- **DATASET EXTRACT**
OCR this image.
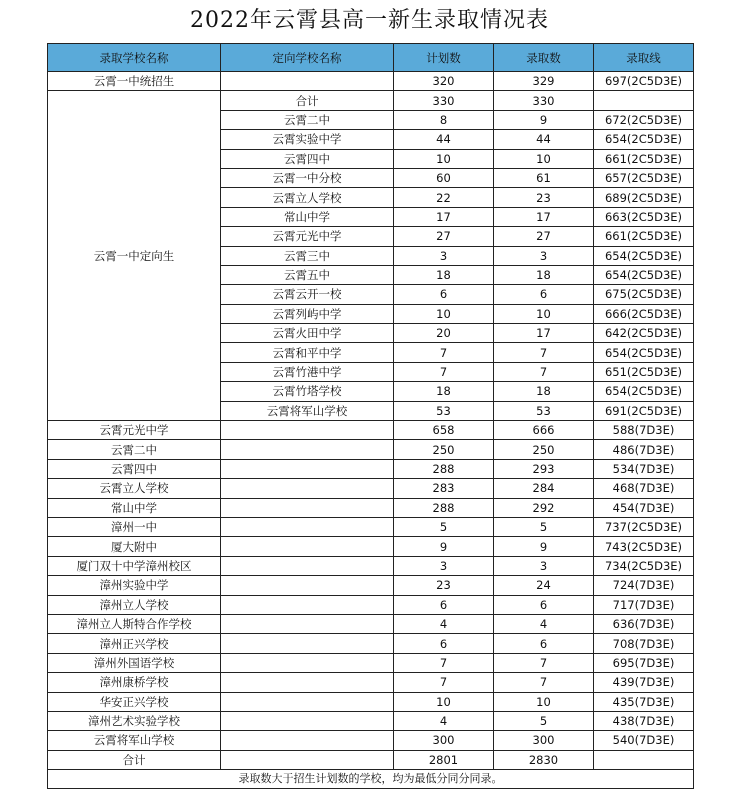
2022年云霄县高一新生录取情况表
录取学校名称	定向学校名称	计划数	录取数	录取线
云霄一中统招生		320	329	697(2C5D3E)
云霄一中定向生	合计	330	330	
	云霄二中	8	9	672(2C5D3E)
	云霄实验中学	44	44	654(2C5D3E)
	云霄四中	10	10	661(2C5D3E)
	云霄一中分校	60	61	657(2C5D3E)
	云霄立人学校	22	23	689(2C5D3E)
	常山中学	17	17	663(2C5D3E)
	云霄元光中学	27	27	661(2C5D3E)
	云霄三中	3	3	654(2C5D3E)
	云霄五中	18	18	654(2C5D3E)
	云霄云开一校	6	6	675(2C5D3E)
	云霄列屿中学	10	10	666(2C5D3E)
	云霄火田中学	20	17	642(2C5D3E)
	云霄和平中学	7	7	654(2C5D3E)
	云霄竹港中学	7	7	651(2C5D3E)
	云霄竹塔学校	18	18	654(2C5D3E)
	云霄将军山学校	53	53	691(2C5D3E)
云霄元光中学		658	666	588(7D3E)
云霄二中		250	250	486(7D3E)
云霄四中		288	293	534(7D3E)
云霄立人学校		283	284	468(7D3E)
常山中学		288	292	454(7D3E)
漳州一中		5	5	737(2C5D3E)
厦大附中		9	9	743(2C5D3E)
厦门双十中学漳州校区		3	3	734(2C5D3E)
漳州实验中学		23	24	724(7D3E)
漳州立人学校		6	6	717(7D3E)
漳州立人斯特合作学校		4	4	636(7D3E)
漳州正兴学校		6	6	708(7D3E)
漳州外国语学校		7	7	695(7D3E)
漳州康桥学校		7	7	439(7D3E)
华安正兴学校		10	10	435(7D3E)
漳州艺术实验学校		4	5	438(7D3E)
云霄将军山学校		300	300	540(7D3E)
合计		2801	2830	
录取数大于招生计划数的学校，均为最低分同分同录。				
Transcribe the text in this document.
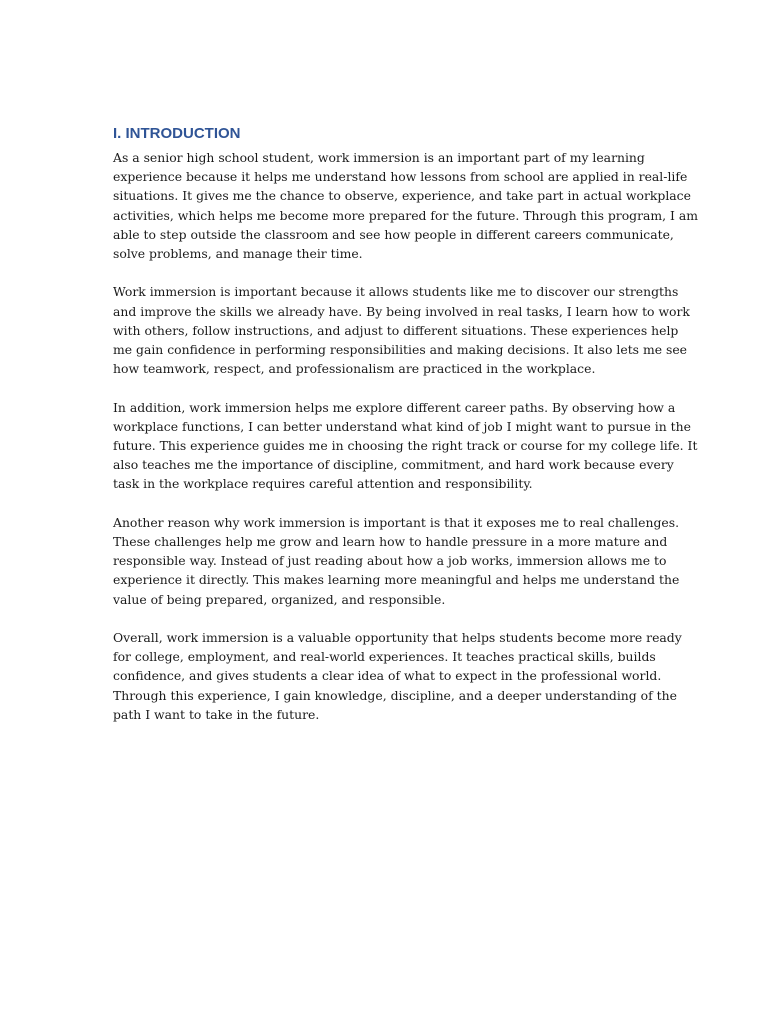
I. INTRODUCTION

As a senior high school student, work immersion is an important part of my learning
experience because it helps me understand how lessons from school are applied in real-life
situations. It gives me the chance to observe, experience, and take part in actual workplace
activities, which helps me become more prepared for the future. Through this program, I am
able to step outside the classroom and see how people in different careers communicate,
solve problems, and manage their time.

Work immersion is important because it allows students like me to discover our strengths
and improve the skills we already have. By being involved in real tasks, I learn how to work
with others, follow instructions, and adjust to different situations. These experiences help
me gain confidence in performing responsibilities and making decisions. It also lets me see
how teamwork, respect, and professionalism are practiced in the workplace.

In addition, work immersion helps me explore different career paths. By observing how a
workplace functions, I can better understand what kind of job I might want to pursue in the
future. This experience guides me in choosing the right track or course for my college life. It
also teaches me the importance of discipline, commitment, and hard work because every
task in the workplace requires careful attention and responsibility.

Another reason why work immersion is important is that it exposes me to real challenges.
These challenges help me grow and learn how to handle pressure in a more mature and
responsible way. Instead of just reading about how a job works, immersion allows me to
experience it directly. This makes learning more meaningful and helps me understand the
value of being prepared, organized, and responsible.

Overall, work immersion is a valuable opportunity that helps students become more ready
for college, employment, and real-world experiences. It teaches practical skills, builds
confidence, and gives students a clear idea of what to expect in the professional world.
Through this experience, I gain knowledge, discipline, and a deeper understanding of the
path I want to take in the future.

- **WRITTEN INSTRUCTION**
Which lines above contain the word "prepared"? Copy each of them.

- **OUTPUT BELOW**
activities, which helps me become more prepared for the future. Through this program, I am
value of being prepared, organized, and responsible.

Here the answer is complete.